» Work to do
Write each line exactly as it stands, from the line containing "What text is on this page?" through the end of the data.

» The records
.....
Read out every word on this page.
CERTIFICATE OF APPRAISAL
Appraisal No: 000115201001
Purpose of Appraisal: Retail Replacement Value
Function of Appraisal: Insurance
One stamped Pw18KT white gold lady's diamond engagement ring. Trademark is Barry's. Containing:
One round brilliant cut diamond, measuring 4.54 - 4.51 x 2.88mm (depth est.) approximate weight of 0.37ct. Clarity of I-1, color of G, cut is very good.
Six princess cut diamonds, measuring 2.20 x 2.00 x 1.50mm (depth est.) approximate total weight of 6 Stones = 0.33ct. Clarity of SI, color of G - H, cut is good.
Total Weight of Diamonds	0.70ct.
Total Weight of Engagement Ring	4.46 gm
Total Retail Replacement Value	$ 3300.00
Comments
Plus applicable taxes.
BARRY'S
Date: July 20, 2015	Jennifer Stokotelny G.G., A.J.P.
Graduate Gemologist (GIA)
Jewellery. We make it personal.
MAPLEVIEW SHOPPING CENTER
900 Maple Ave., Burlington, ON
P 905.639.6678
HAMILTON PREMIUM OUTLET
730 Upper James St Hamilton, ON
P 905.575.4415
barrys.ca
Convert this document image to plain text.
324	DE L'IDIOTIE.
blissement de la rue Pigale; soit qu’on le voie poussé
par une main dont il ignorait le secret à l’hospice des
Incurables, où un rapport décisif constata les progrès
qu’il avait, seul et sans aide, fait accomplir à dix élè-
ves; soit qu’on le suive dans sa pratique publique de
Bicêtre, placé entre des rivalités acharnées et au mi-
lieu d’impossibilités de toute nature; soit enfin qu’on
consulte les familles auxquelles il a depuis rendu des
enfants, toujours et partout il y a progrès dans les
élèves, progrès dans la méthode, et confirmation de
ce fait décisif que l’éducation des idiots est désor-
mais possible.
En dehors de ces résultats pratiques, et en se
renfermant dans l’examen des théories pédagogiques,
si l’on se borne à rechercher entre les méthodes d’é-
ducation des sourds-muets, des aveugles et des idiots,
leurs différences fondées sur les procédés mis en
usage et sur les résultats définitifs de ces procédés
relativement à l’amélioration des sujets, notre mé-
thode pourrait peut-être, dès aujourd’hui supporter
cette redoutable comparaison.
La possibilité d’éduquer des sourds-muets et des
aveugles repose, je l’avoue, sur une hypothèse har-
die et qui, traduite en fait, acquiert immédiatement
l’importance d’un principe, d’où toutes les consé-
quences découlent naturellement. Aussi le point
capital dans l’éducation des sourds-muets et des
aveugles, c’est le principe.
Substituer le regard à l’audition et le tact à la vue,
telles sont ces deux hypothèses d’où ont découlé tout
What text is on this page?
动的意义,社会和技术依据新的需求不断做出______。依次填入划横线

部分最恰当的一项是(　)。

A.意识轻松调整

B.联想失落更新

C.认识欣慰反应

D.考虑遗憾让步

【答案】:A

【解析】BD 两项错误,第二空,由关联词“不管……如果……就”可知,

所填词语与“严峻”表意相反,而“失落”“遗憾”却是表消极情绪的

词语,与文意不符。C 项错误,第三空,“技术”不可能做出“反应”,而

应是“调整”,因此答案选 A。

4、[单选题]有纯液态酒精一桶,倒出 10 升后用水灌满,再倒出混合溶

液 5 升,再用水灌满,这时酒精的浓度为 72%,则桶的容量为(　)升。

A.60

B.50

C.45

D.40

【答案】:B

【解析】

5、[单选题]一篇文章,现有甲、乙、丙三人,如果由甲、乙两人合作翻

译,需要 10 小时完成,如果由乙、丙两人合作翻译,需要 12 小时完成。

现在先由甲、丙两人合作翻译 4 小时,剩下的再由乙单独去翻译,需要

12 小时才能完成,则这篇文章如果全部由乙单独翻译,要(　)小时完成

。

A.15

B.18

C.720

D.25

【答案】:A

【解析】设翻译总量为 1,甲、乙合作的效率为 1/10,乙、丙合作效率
.....
» Answer in full
What text is on this page?
动的意义,社会和技术依据新的需求不断做出______。依次填入划横线

部分最恰当的一项是(　)。

A.意识轻松调整

B.联想失落更新

C.认识欣慰反应

D.考虑遗憾让步

【答案】:A

【解析】BD 两项错误,第二空,由关联词“不管……如果……就”可知,

所填词语与“严峻”表意相反,而“失落”“遗憾”却是表消极情绪的

词语,与文意不符。C 项错误,第三空,“技术”不可能做出“反应”,而

应是“调整”,因此答案选 A。

4、[单选题]有纯液态酒精一桶,倒出 10 升后用水灌满,再倒出混合溶

液 5 升,再用水灌满,这时酒精的浓度为 72%,则桶的容量为(　)升。

A.60

B.50

C.45

D.40

【答案】:B

【解析】

5、[单选题]一篇文章,现有甲、乙、丙三人,如果由甲、乙两人合作翻

译,需要 10 小时完成,如果由乙、丙两人合作翻译,需要 12 小时完成。

现在先由甲、丙两人合作翻译 4 小时,剩下的再由乙单独去翻译,需要

12 小时才能完成,则这篇文章如果全部由乙单独翻译,要(　)小时完成

。

A.15

B.18

C.720

D.25

【答案】:A

【解析】设翻译总量为 1,甲、乙合作的效率为 1/10,乙、丙合作效率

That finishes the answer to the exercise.